• _EXERCISES TO COMPLETE_:
**a)** Translate this sentence from the discussion of programming languages in banking into Spanish: "It does not make you attractive for programmers wanting hardware access."
**b)** Rewrite the records with "location" changed to "position", keeping everything else the same. Leave the pictures out of your answer.

• _READING TEXT_:
※ ※ ※

June 07, 2016
On Tuesday, 7 June 2016 at 08:45:14 UTC, ketmar wrote:
> never seen "this language is used in banking" to be used as the main reason for choosing one language over another (outside the banking, of course ;-).

True, positioning yourself as a toolmaker for banking/finance is basically saying it is arcane and slow-moving (like Cobol and Java).

It does not make you attractive for programmers wanting hardware access. On the contrary, any language that is stuffed into the Java category would make me highly sceptical when looking for system programming tooling.

June 07, 2016
On Tuesday, 7 June 2016 at 08:31:09 UTC, Russel Winder wrote:
> On Tue, 2016-06-07 at 05:39 +0000, ketmar via Digitalmars-d wrote:
>> 
> […]
>> funny thing: those "financial sector" most of the time doesn't give anything back. adding special decimal type complicating the compiler and all backends. i myself never needed that for my whole lifetime (and this is more than two decades of programming, in various free and commercial projects).
>
> Financial organizations generally want all their language infrastructure for free (GCC, Python, Eclipse) anything they write themselves is treated as asset and so theirs not for anyone else.
>
> Show them PyPy is 30x faster than CPython for their use case but needs £50,000 to be production ready, and they carry on using CPython. (And waste millions of £s in staff time waiting for Python codes to finish.)
>
>> i'd say: "you want it? DIY or GTFO."
>
> That leads to them using Java, Scala, C++, C# and Python. Which they do.

※ ※ ※

Listings of boxed layout items:
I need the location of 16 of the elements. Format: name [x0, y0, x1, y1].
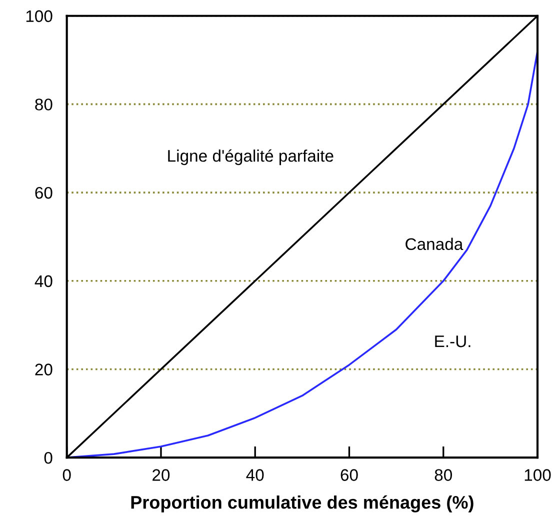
x-axis-title: Proportion cumulative des ménages (%)	[131, 495, 474, 512]
x-tick-label: 20	[152, 469, 170, 481]
y-tick-label: 80	[35, 98, 52, 110]
annotation: E.-U.	[435, 336, 470, 348]
x-tick-label: 0	[62, 469, 71, 481]
x-tick-label: 80	[434, 469, 452, 481]
y-tick-label: 60	[35, 186, 52, 199]
y-tick-label: 20	[35, 364, 52, 376]
x-tick-label: 40	[246, 469, 264, 481]
annotation: Ligne d'égalité parfaite	[168, 149, 334, 166]
x-tick-label: 100	[524, 469, 551, 481]
y-tick-label: 40	[34, 275, 52, 288]
y-tick-label: 100	[26, 10, 52, 22]
x-tick-label: 60	[340, 469, 358, 481]
y-tick-label: 0	[44, 452, 52, 464]
annotation: Canada	[406, 238, 464, 250]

※ ※ ※

• _THE REPLIES_:
**a)** No te hace atractivo para los programadores que quieren acceso al hardware.

**b)**
I need the position of 16 of the elements. Format: name [x0, y0, x1, y1].
x-axis-title: Proportion cumulative des ménages (%)	[131, 495, 474, 512]
x-tick-label: 20	[152, 469, 170, 481]
y-tick-label: 80	[35, 98, 52, 110]
annotation: E.-U.	[435, 336, 470, 348]
x-tick-label: 0	[62, 469, 71, 481]
x-tick-label: 80	[434, 469, 452, 481]
y-tick-label: 60	[35, 186, 52, 199]
y-tick-label: 20	[35, 364, 52, 376]
x-tick-label: 40	[246, 469, 264, 481]
annotation: Ligne d'égalité parfaite	[168, 149, 334, 166]
x-tick-label: 100	[524, 469, 551, 481]
y-tick-label: 40	[34, 275, 52, 288]
y-tick-label: 100	[26, 10, 52, 22]
x-tick-label: 60	[340, 469, 358, 481]
y-tick-label: 0	[44, 452, 52, 464]
annotation: Canada	[406, 238, 464, 250]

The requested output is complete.